● GOAL:
Transcribe everything in the data word for word. Pictures are left out.

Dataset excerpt
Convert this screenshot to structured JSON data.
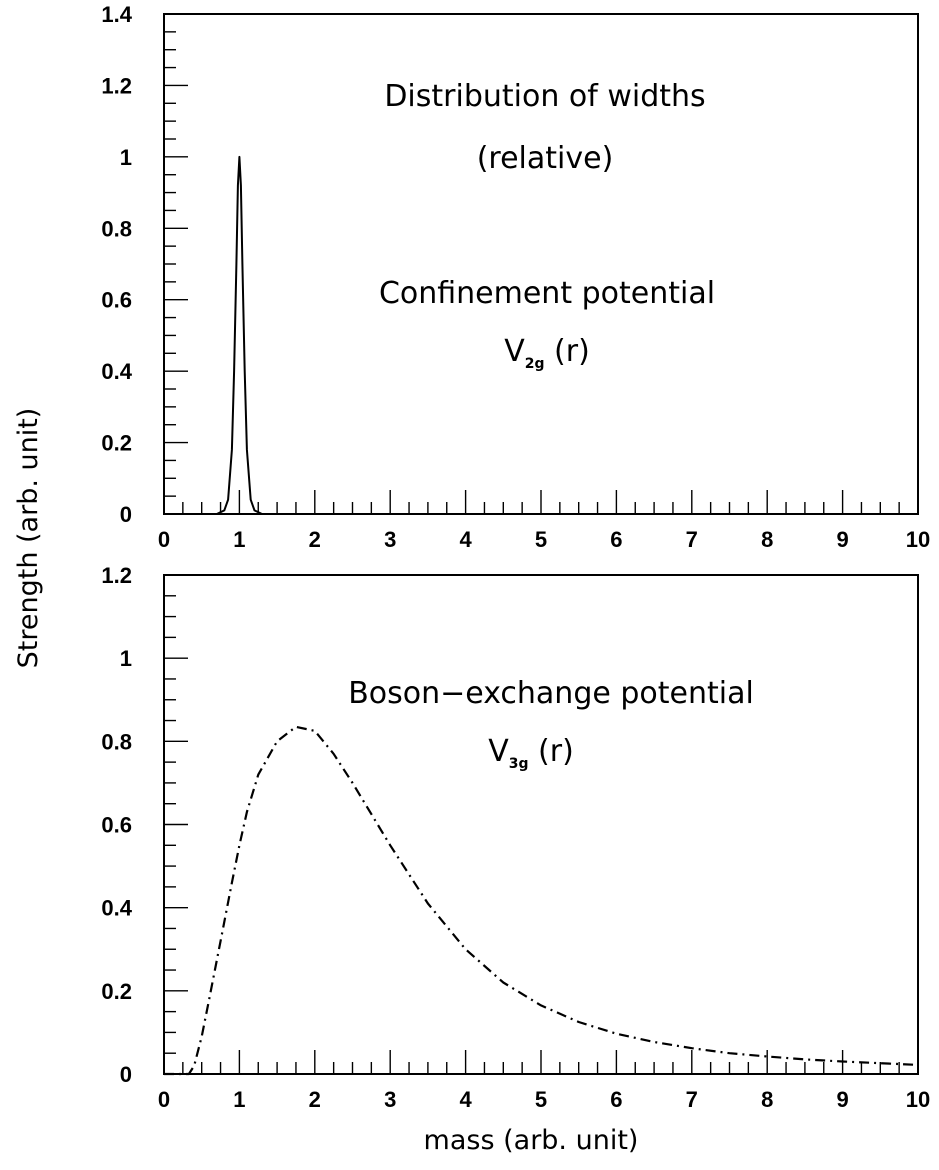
{
  "chart_data": [
    {
      "type": "line",
      "annotations": {
        "title_line1": "Distribution of widths",
        "title_line2": "(relative)",
        "label_line1": "Confinement potential",
        "formula_main": "V",
        "formula_sub": "2g",
        "formula_tail": " (r)"
      },
      "xlim": [
        0,
        10
      ],
      "ylim": [
        0,
        1.4
      ],
      "x_ticks": [
        "0",
        "1",
        "2",
        "3",
        "4",
        "5",
        "6",
        "7",
        "8",
        "9",
        "10"
      ],
      "y_ticks": [
        "0",
        "0.2",
        "0.4",
        "0.6",
        "0.8",
        "1",
        "1.2",
        "1.4"
      ],
      "series": [
        {
          "style": "solid",
          "x": [
            0.0,
            0.7,
            0.8,
            0.85,
            0.9,
            0.93,
            0.96,
            0.98,
            1.0,
            1.02,
            1.04,
            1.07,
            1.1,
            1.15,
            1.2,
            1.3,
            10.0
          ],
          "y": [
            0.0,
            0.0,
            0.01,
            0.04,
            0.18,
            0.4,
            0.7,
            0.92,
            1.0,
            0.92,
            0.7,
            0.4,
            0.18,
            0.04,
            0.01,
            0.0,
            0.0
          ]
        }
      ]
    },
    {
      "type": "line",
      "annotations": {
        "label_line1": "Boson−exchange potential",
        "formula_main": "V",
        "formula_sub": "3g",
        "formula_tail": " (r)"
      },
      "xlim": [
        0,
        10
      ],
      "ylim": [
        0,
        1.2
      ],
      "x_ticks": [
        "0",
        "1",
        "2",
        "3",
        "4",
        "5",
        "6",
        "7",
        "8",
        "9",
        "10"
      ],
      "y_ticks": [
        "0",
        "0.2",
        "0.4",
        "0.6",
        "0.8",
        "1",
        "1.2"
      ],
      "xlabel": "mass (arb. unit)",
      "series": [
        {
          "style": "dashdot",
          "x": [
            0.0,
            0.33,
            0.4,
            0.5,
            0.6,
            0.75,
            0.9,
            1.0,
            1.1,
            1.25,
            1.5,
            1.75,
            2.0,
            2.25,
            2.5,
            3.0,
            3.5,
            4.0,
            4.5,
            5.0,
            5.5,
            6.0,
            6.5,
            7.0,
            7.5,
            8.0,
            8.5,
            9.0,
            9.5,
            10.0
          ],
          "y": [
            0.0,
            0.0,
            0.02,
            0.09,
            0.18,
            0.32,
            0.46,
            0.55,
            0.63,
            0.72,
            0.8,
            0.835,
            0.825,
            0.77,
            0.7,
            0.55,
            0.41,
            0.3,
            0.22,
            0.165,
            0.125,
            0.097,
            0.077,
            0.062,
            0.05,
            0.042,
            0.035,
            0.03,
            0.026,
            0.022
          ]
        }
      ]
    }
  ],
  "shared_ylabel": "Strength (arb. unit)"
}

● EXERCISE RESPONSE:
Convert this screenshot to structured JSON data.
{
  "chart_data": [
    {
      "type": "line",
      "annotations": {
        "title_line1": "Distribution of widths",
        "title_line2": "(relative)",
        "label_line1": "Confinement potential",
        "formula_main": "V",
        "formula_sub": "2g",
        "formula_tail": " (r)"
      },
      "xlim": [
        0,
        10
      ],
      "ylim": [
        0,
        1.4
      ],
      "x_ticks": [
        "0",
        "1",
        "2",
        "3",
        "4",
        "5",
        "6",
        "7",
        "8",
        "9",
        "10"
      ],
      "y_ticks": [
        "0",
        "0.2",
        "0.4",
        "0.6",
        "0.8",
        "1",
        "1.2",
        "1.4"
      ],
      "series": [
        {
          "style": "solid",
          "x": [
            0.0,
            0.7,
            0.8,
            0.85,
            0.9,
            0.93,
            0.96,
            0.98,
            1.0,
            1.02,
            1.04,
            1.07,
            1.1,
            1.15,
            1.2,
            1.3,
            10.0
          ],
          "y": [
            0.0,
            0.0,
            0.01,
            0.04,
            0.18,
            0.4,
            0.7,
            0.92,
            1.0,
            0.92,
            0.7,
            0.4,
            0.18,
            0.04,
            0.01,
            0.0,
            0.0
          ]
        }
      ]
    },
    {
      "type": "line",
      "annotations": {
        "label_line1": "Boson−exchange potential",
        "formula_main": "V",
        "formula_sub": "3g",
        "formula_tail": " (r)"
      },
      "xlim": [
        0,
        10
      ],
      "ylim": [
        0,
        1.2
      ],
      "x_ticks": [
        "0",
        "1",
        "2",
        "3",
        "4",
        "5",
        "6",
        "7",
        "8",
        "9",
        "10"
      ],
      "y_ticks": [
        "0",
        "0.2",
        "0.4",
        "0.6",
        "0.8",
        "1",
        "1.2"
      ],
      "xlabel": "mass (arb. unit)",
      "series": [
        {
          "style": "dashdot",
          "x": [
            0.0,
            0.33,
            0.4,
            0.5,
            0.6,
            0.75,
            0.9,
            1.0,
            1.1,
            1.25,
            1.5,
            1.75,
            2.0,
            2.25,
            2.5,
            3.0,
            3.5,
            4.0,
            4.5,
            5.0,
            5.5,
            6.0,
            6.5,
            7.0,
            7.5,
            8.0,
            8.5,
            9.0,
            9.5,
            10.0
          ],
          "y": [
            0.0,
            0.0,
            0.02,
            0.09,
            0.18,
            0.32,
            0.46,
            0.55,
            0.63,
            0.72,
            0.8,
            0.835,
            0.825,
            0.77,
            0.7,
            0.55,
            0.41,
            0.3,
            0.22,
            0.165,
            0.125,
            0.097,
            0.077,
            0.062,
            0.05,
            0.042,
            0.035,
            0.03,
            0.026,
            0.022
          ]
        }
      ]
    }
  ],
  "shared_ylabel": "Strength (arb. unit)"
}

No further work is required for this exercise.